Source data

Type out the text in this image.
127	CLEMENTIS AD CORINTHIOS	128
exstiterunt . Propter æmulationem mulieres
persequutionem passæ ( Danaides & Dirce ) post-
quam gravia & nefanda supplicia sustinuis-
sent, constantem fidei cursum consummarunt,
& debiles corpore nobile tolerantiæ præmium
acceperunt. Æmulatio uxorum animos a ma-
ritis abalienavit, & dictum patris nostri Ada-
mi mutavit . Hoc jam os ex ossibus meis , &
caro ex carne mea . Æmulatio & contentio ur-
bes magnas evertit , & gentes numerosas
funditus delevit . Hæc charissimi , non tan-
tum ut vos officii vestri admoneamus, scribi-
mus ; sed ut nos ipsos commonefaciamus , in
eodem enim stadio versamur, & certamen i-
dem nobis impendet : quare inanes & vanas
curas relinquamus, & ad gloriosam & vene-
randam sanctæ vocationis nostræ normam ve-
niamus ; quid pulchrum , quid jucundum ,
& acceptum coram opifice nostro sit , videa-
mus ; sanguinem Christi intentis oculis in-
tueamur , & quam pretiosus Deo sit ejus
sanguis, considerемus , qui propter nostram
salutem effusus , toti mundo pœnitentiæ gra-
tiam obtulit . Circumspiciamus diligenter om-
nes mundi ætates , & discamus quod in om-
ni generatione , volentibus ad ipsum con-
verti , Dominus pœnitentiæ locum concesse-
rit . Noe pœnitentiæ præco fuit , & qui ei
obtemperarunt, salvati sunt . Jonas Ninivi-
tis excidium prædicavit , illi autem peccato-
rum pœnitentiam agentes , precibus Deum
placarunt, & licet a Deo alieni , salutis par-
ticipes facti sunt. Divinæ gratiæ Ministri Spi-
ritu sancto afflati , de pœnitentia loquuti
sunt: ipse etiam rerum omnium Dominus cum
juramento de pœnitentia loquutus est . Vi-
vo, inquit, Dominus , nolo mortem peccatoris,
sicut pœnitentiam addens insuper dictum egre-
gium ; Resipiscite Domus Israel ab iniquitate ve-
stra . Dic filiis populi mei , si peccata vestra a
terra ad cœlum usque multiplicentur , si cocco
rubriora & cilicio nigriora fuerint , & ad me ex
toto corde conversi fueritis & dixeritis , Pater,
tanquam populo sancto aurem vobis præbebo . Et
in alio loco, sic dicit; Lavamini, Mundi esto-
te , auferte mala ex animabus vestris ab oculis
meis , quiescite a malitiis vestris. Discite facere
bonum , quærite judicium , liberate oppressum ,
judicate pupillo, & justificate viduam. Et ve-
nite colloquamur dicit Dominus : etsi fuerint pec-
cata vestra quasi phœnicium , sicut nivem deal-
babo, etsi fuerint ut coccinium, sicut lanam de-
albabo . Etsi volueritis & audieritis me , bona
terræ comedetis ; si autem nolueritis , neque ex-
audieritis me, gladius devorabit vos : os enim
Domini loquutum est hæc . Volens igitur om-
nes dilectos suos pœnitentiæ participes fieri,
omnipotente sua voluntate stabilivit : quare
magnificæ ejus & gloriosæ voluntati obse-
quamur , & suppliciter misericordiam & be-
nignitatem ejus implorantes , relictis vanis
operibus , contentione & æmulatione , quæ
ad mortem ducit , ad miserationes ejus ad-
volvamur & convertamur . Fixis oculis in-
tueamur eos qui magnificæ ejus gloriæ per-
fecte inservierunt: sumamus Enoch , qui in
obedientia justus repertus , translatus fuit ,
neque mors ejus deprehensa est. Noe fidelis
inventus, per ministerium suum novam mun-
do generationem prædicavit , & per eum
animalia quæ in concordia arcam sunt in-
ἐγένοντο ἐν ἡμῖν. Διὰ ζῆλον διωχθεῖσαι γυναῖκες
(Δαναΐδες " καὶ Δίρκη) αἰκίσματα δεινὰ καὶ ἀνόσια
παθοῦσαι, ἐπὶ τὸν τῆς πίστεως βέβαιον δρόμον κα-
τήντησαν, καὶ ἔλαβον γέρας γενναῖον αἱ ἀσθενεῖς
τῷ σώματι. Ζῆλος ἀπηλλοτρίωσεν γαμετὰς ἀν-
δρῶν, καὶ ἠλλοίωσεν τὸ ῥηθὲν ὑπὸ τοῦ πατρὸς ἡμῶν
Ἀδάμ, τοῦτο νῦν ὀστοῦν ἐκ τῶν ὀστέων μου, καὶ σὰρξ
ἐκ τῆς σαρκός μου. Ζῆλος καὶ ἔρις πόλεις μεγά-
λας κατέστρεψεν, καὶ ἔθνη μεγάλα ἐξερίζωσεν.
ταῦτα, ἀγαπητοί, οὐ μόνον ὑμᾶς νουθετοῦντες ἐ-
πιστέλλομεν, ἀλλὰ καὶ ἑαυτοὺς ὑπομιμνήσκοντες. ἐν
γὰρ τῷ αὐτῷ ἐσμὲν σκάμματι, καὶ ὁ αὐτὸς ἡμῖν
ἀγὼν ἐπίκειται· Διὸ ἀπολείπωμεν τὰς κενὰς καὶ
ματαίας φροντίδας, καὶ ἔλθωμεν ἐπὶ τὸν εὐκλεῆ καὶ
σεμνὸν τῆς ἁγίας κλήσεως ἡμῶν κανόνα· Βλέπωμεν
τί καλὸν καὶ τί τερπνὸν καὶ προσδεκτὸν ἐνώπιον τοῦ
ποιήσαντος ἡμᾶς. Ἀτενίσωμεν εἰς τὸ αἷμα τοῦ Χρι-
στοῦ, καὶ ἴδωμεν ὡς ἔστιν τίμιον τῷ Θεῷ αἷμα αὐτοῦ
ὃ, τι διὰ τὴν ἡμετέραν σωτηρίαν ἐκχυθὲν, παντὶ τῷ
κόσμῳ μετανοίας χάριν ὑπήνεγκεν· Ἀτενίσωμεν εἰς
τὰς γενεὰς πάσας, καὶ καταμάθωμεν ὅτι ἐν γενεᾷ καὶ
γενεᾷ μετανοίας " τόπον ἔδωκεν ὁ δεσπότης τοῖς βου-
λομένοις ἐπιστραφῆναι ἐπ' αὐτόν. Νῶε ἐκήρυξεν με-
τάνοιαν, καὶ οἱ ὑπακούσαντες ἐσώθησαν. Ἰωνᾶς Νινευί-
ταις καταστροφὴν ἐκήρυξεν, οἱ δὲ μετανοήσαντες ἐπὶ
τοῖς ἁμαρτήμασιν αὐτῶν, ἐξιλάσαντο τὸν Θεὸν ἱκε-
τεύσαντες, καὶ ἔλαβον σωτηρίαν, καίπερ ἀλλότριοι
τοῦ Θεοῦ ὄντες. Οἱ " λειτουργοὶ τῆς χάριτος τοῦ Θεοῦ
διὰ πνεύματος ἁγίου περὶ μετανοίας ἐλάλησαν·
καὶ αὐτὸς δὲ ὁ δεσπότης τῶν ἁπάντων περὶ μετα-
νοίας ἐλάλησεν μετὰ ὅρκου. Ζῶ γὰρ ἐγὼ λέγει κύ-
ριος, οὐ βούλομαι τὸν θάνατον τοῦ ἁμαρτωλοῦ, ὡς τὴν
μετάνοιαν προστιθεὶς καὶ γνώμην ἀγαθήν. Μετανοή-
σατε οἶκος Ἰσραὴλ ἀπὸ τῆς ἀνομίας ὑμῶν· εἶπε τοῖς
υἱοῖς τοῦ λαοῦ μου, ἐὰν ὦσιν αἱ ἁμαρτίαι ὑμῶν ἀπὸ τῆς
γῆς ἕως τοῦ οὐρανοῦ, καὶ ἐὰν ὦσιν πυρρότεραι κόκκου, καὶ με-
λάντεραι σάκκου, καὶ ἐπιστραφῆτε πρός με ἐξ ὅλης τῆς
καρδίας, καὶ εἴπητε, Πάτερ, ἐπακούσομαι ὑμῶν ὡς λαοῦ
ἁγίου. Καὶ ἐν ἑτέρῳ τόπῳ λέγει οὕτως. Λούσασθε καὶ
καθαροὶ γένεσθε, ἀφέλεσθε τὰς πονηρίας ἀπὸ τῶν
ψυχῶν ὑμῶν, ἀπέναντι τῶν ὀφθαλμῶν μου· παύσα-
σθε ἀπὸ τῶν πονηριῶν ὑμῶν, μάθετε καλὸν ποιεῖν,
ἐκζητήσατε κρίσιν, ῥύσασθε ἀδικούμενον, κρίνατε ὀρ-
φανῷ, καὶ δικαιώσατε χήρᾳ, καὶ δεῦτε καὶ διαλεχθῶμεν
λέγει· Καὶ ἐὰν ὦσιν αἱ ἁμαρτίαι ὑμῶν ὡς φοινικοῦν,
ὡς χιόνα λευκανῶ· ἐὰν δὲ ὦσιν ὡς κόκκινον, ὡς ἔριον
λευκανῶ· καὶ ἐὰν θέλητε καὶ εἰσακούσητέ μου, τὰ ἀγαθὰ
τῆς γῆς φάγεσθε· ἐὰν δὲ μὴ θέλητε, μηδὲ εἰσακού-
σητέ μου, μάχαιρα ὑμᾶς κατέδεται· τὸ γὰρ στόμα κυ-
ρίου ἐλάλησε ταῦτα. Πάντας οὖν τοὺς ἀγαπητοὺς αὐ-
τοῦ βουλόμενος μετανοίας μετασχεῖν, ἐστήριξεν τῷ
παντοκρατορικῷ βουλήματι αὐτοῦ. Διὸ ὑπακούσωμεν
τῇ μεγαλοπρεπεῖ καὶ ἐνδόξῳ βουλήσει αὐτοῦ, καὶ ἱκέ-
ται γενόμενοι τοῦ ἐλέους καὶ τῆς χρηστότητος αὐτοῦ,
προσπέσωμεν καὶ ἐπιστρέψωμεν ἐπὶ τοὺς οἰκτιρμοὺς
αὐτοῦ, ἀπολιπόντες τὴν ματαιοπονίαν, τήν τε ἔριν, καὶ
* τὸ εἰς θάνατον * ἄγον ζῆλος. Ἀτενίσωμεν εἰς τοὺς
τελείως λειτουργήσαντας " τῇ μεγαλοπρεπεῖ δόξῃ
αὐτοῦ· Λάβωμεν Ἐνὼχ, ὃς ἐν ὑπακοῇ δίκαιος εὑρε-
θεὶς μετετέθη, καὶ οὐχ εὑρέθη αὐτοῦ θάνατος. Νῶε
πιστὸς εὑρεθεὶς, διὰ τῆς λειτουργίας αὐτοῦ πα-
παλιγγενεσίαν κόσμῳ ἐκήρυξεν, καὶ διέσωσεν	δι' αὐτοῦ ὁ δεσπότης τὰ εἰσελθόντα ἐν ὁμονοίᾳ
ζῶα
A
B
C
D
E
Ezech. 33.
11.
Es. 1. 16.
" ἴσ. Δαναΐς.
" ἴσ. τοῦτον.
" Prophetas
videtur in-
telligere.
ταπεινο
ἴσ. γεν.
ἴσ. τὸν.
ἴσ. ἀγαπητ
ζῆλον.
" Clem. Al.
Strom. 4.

→ Your task
Show every line in the records above that contains the word "pœnitentiam".

→ Exercise result
rum pœnitentiam agentes , precibus Deum
sicut pœnitentiam addens insuper dictum egre-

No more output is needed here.